##### Given entries #####

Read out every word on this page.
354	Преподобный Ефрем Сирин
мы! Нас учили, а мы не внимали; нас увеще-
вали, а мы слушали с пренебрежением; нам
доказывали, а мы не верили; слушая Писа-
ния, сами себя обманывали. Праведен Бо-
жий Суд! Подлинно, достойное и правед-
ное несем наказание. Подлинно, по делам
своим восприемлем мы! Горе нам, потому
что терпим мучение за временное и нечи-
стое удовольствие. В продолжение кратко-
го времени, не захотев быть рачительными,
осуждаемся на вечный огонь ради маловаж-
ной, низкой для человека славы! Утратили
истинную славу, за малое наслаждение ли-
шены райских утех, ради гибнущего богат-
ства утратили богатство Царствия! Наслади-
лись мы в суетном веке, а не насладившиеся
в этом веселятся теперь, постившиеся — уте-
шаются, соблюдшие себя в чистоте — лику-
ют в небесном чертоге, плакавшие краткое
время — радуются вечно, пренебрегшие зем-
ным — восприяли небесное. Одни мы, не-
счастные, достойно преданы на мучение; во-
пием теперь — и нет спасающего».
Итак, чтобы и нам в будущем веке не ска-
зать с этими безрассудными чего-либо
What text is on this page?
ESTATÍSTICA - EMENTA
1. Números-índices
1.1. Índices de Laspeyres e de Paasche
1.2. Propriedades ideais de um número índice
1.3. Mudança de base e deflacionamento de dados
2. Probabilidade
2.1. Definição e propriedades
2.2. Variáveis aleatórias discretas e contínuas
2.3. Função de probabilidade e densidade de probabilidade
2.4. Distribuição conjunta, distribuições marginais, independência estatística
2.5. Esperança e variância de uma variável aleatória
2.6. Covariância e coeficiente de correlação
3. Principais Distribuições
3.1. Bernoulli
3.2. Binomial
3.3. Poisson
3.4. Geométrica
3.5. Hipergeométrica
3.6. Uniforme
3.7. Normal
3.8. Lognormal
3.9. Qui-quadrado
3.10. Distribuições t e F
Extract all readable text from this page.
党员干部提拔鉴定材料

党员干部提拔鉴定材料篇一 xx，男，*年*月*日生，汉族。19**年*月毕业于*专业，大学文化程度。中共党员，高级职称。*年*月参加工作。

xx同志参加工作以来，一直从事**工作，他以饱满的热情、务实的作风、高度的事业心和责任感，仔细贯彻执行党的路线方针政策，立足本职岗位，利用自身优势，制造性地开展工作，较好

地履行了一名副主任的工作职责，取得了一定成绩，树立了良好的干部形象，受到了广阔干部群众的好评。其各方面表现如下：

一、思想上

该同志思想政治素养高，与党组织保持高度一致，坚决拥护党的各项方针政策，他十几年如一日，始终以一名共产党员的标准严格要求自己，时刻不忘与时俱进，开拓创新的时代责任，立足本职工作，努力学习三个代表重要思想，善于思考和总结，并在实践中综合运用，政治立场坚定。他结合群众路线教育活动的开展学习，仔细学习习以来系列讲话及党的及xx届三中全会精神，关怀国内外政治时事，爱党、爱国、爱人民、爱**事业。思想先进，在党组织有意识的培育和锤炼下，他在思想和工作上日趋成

#####

Problem to solve:
Look for lines containing the string "мучение" and copy them all.

The result:
что терпим мучение за временное и нечи-
счастные, достойно преданы на мучение; во-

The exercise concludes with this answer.